— WHAT IS ASKED —
Give an exact copy of every line, leaving images out.

Figure contents as structured data
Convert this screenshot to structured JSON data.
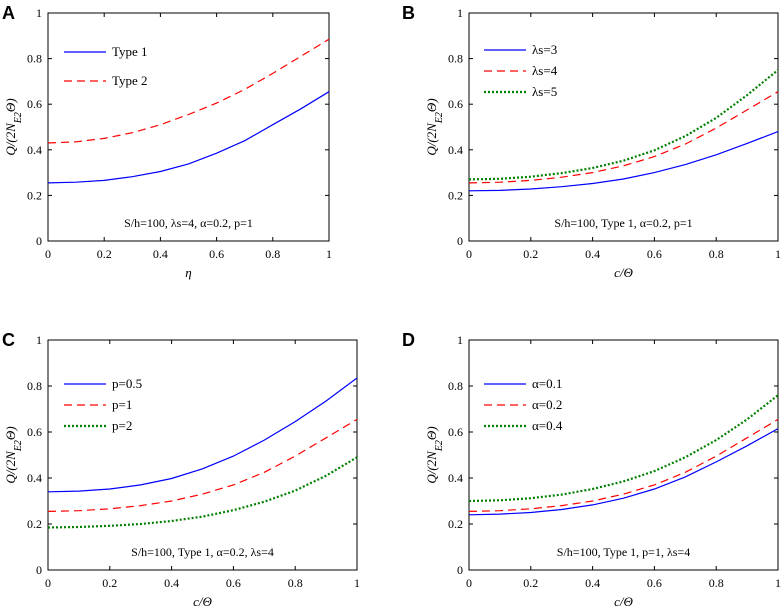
{
  "chart_data": [
    {
      "panel": "A",
      "type": "line",
      "title": "",
      "xlabel": "η",
      "ylabel": "Q/(2N_E2Θ)",
      "xlim": [
        0,
        1
      ],
      "ylim": [
        0,
        1
      ],
      "xticks": [
        "0",
        "0.2",
        "0.4",
        "0.6",
        "0.8",
        "1"
      ],
      "yticks": [
        "0",
        "0.2",
        "0.4",
        "0.6",
        "0.8",
        "1"
      ],
      "annotation": "S/h=100, λs=4, α=0.2, p=1",
      "legend_position": "top-left",
      "x": [
        0,
        0.1,
        0.2,
        0.3,
        0.4,
        0.5,
        0.6,
        0.7,
        0.8,
        0.9,
        1.0
      ],
      "series": [
        {
          "name": "Type 1",
          "color": "#0000ff",
          "dash": "solid",
          "values": [
            0.255,
            0.258,
            0.266,
            0.282,
            0.305,
            0.338,
            0.385,
            0.44,
            0.51,
            0.58,
            0.655
          ]
        },
        {
          "name": "Type 2",
          "color": "#ff0000",
          "dash": "dashed",
          "values": [
            0.43,
            0.435,
            0.45,
            0.475,
            0.51,
            0.555,
            0.605,
            0.665,
            0.735,
            0.81,
            0.885
          ]
        }
      ]
    },
    {
      "panel": "B",
      "type": "line",
      "title": "",
      "xlabel": "c/Θ",
      "ylabel": "Q/(2N_E2Θ)",
      "xlim": [
        0,
        1
      ],
      "ylim": [
        0,
        1
      ],
      "xticks": [
        "0",
        "0.2",
        "0.4",
        "0.6",
        "0.8",
        "1"
      ],
      "yticks": [
        "0",
        "0.2",
        "0.4",
        "0.6",
        "0.8",
        "1"
      ],
      "annotation": "S/h=100, Type 1, α=0.2, p=1",
      "legend_position": "top-left",
      "x": [
        0,
        0.1,
        0.2,
        0.3,
        0.4,
        0.5,
        0.6,
        0.7,
        0.8,
        0.9,
        1.0
      ],
      "series": [
        {
          "name": "λs=3",
          "color": "#0000ff",
          "dash": "solid",
          "values": [
            0.22,
            0.222,
            0.228,
            0.238,
            0.252,
            0.272,
            0.3,
            0.335,
            0.378,
            0.428,
            0.48
          ]
        },
        {
          "name": "λs=4",
          "color": "#ff0000",
          "dash": "dashed",
          "values": [
            0.255,
            0.258,
            0.266,
            0.28,
            0.3,
            0.33,
            0.37,
            0.425,
            0.495,
            0.575,
            0.655
          ]
        },
        {
          "name": "λs=5",
          "color": "#008000",
          "dash": "dotted",
          "values": [
            0.27,
            0.273,
            0.282,
            0.298,
            0.32,
            0.352,
            0.398,
            0.46,
            0.54,
            0.64,
            0.75
          ]
        }
      ]
    },
    {
      "panel": "C",
      "type": "line",
      "title": "",
      "xlabel": "c/Θ",
      "ylabel": "Q/(2N_E2Θ)",
      "xlim": [
        0,
        1
      ],
      "ylim": [
        0,
        1
      ],
      "xticks": [
        "0",
        "0.2",
        "0.4",
        "0.6",
        "0.8",
        "1"
      ],
      "yticks": [
        "0",
        "0.2",
        "0.4",
        "0.6",
        "0.8",
        "1"
      ],
      "annotation": "S/h=100, Type 1, α=0.2, λs=4",
      "legend_position": "top-left",
      "x": [
        0,
        0.1,
        0.2,
        0.3,
        0.4,
        0.5,
        0.6,
        0.7,
        0.8,
        0.9,
        1.0
      ],
      "series": [
        {
          "name": "p=0.5",
          "color": "#0000ff",
          "dash": "solid",
          "values": [
            0.34,
            0.343,
            0.352,
            0.37,
            0.398,
            0.44,
            0.495,
            0.565,
            0.645,
            0.735,
            0.835
          ]
        },
        {
          "name": "p=1",
          "color": "#ff0000",
          "dash": "dashed",
          "values": [
            0.255,
            0.258,
            0.266,
            0.28,
            0.3,
            0.33,
            0.37,
            0.425,
            0.495,
            0.575,
            0.655
          ]
        },
        {
          "name": "p=2",
          "color": "#008000",
          "dash": "dotted",
          "values": [
            0.185,
            0.187,
            0.192,
            0.2,
            0.213,
            0.232,
            0.26,
            0.297,
            0.345,
            0.41,
            0.49
          ]
        }
      ]
    },
    {
      "panel": "D",
      "type": "line",
      "title": "",
      "xlabel": "c/Θ",
      "ylabel": "Q/(2N_E2Θ)",
      "xlim": [
        0,
        1
      ],
      "ylim": [
        0,
        1
      ],
      "xticks": [
        "0",
        "0.2",
        "0.4",
        "0.6",
        "0.8",
        "1"
      ],
      "yticks": [
        "0",
        "0.2",
        "0.4",
        "0.6",
        "0.8",
        "1"
      ],
      "annotation": "S/h=100, Type 1, p=1, λs=4",
      "legend_position": "top-left",
      "x": [
        0,
        0.1,
        0.2,
        0.3,
        0.4,
        0.5,
        0.6,
        0.7,
        0.8,
        0.9,
        1.0
      ],
      "series": [
        {
          "name": "α=0.1",
          "color": "#0000ff",
          "dash": "solid",
          "values": [
            0.24,
            0.243,
            0.25,
            0.263,
            0.283,
            0.312,
            0.352,
            0.405,
            0.47,
            0.54,
            0.615
          ]
        },
        {
          "name": "α=0.2",
          "color": "#ff0000",
          "dash": "dashed",
          "values": [
            0.255,
            0.258,
            0.266,
            0.28,
            0.3,
            0.33,
            0.37,
            0.425,
            0.495,
            0.575,
            0.655
          ]
        },
        {
          "name": "α=0.4",
          "color": "#008000",
          "dash": "dotted",
          "values": [
            0.3,
            0.303,
            0.312,
            0.328,
            0.352,
            0.385,
            0.43,
            0.49,
            0.565,
            0.655,
            0.76
          ]
        }
      ]
    }
  ]
}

— RESULT —
Convert this screenshot to structured JSON data.
{
  "chart_data": [
    {
      "panel": "A",
      "type": "line",
      "title": "",
      "xlabel": "η",
      "ylabel": "Q/(2N_E2Θ)",
      "xlim": [
        0,
        1
      ],
      "ylim": [
        0,
        1
      ],
      "xticks": [
        "0",
        "0.2",
        "0.4",
        "0.6",
        "0.8",
        "1"
      ],
      "yticks": [
        "0",
        "0.2",
        "0.4",
        "0.6",
        "0.8",
        "1"
      ],
      "annotation": "S/h=100, λs=4, α=0.2, p=1",
      "legend_position": "top-left",
      "x": [
        0,
        0.1,
        0.2,
        0.3,
        0.4,
        0.5,
        0.6,
        0.7,
        0.8,
        0.9,
        1.0
      ],
      "series": [
        {
          "name": "Type 1",
          "color": "#0000ff",
          "dash": "solid",
          "values": [
            0.255,
            0.258,
            0.266,
            0.282,
            0.305,
            0.338,
            0.385,
            0.44,
            0.51,
            0.58,
            0.655
          ]
        },
        {
          "name": "Type 2",
          "color": "#ff0000",
          "dash": "dashed",
          "values": [
            0.43,
            0.435,
            0.45,
            0.475,
            0.51,
            0.555,
            0.605,
            0.665,
            0.735,
            0.81,
            0.885
          ]
        }
      ]
    },
    {
      "panel": "B",
      "type": "line",
      "title": "",
      "xlabel": "c/Θ",
      "ylabel": "Q/(2N_E2Θ)",
      "xlim": [
        0,
        1
      ],
      "ylim": [
        0,
        1
      ],
      "xticks": [
        "0",
        "0.2",
        "0.4",
        "0.6",
        "0.8",
        "1"
      ],
      "yticks": [
        "0",
        "0.2",
        "0.4",
        "0.6",
        "0.8",
        "1"
      ],
      "annotation": "S/h=100, Type 1, α=0.2, p=1",
      "legend_position": "top-left",
      "x": [
        0,
        0.1,
        0.2,
        0.3,
        0.4,
        0.5,
        0.6,
        0.7,
        0.8,
        0.9,
        1.0
      ],
      "series": [
        {
          "name": "λs=3",
          "color": "#0000ff",
          "dash": "solid",
          "values": [
            0.22,
            0.222,
            0.228,
            0.238,
            0.252,
            0.272,
            0.3,
            0.335,
            0.378,
            0.428,
            0.48
          ]
        },
        {
          "name": "λs=4",
          "color": "#ff0000",
          "dash": "dashed",
          "values": [
            0.255,
            0.258,
            0.266,
            0.28,
            0.3,
            0.33,
            0.37,
            0.425,
            0.495,
            0.575,
            0.655
          ]
        },
        {
          "name": "λs=5",
          "color": "#008000",
          "dash": "dotted",
          "values": [
            0.27,
            0.273,
            0.282,
            0.298,
            0.32,
            0.352,
            0.398,
            0.46,
            0.54,
            0.64,
            0.75
          ]
        }
      ]
    },
    {
      "panel": "C",
      "type": "line",
      "title": "",
      "xlabel": "c/Θ",
      "ylabel": "Q/(2N_E2Θ)",
      "xlim": [
        0,
        1
      ],
      "ylim": [
        0,
        1
      ],
      "xticks": [
        "0",
        "0.2",
        "0.4",
        "0.6",
        "0.8",
        "1"
      ],
      "yticks": [
        "0",
        "0.2",
        "0.4",
        "0.6",
        "0.8",
        "1"
      ],
      "annotation": "S/h=100, Type 1, α=0.2, λs=4",
      "legend_position": "top-left",
      "x": [
        0,
        0.1,
        0.2,
        0.3,
        0.4,
        0.5,
        0.6,
        0.7,
        0.8,
        0.9,
        1.0
      ],
      "series": [
        {
          "name": "p=0.5",
          "color": "#0000ff",
          "dash": "solid",
          "values": [
            0.34,
            0.343,
            0.352,
            0.37,
            0.398,
            0.44,
            0.495,
            0.565,
            0.645,
            0.735,
            0.835
          ]
        },
        {
          "name": "p=1",
          "color": "#ff0000",
          "dash": "dashed",
          "values": [
            0.255,
            0.258,
            0.266,
            0.28,
            0.3,
            0.33,
            0.37,
            0.425,
            0.495,
            0.575,
            0.655
          ]
        },
        {
          "name": "p=2",
          "color": "#008000",
          "dash": "dotted",
          "values": [
            0.185,
            0.187,
            0.192,
            0.2,
            0.213,
            0.232,
            0.26,
            0.297,
            0.345,
            0.41,
            0.49
          ]
        }
      ]
    },
    {
      "panel": "D",
      "type": "line",
      "title": "",
      "xlabel": "c/Θ",
      "ylabel": "Q/(2N_E2Θ)",
      "xlim": [
        0,
        1
      ],
      "ylim": [
        0,
        1
      ],
      "xticks": [
        "0",
        "0.2",
        "0.4",
        "0.6",
        "0.8",
        "1"
      ],
      "yticks": [
        "0",
        "0.2",
        "0.4",
        "0.6",
        "0.8",
        "1"
      ],
      "annotation": "S/h=100, Type 1, p=1, λs=4",
      "legend_position": "top-left",
      "x": [
        0,
        0.1,
        0.2,
        0.3,
        0.4,
        0.5,
        0.6,
        0.7,
        0.8,
        0.9,
        1.0
      ],
      "series": [
        {
          "name": "α=0.1",
          "color": "#0000ff",
          "dash": "solid",
          "values": [
            0.24,
            0.243,
            0.25,
            0.263,
            0.283,
            0.312,
            0.352,
            0.405,
            0.47,
            0.54,
            0.615
          ]
        },
        {
          "name": "α=0.2",
          "color": "#ff0000",
          "dash": "dashed",
          "values": [
            0.255,
            0.258,
            0.266,
            0.28,
            0.3,
            0.33,
            0.37,
            0.425,
            0.495,
            0.575,
            0.655
          ]
        },
        {
          "name": "α=0.4",
          "color": "#008000",
          "dash": "dotted",
          "values": [
            0.3,
            0.303,
            0.312,
            0.328,
            0.352,
            0.385,
            0.43,
            0.49,
            0.565,
            0.655,
            0.76
          ]
        }
      ]
    }
  ]
}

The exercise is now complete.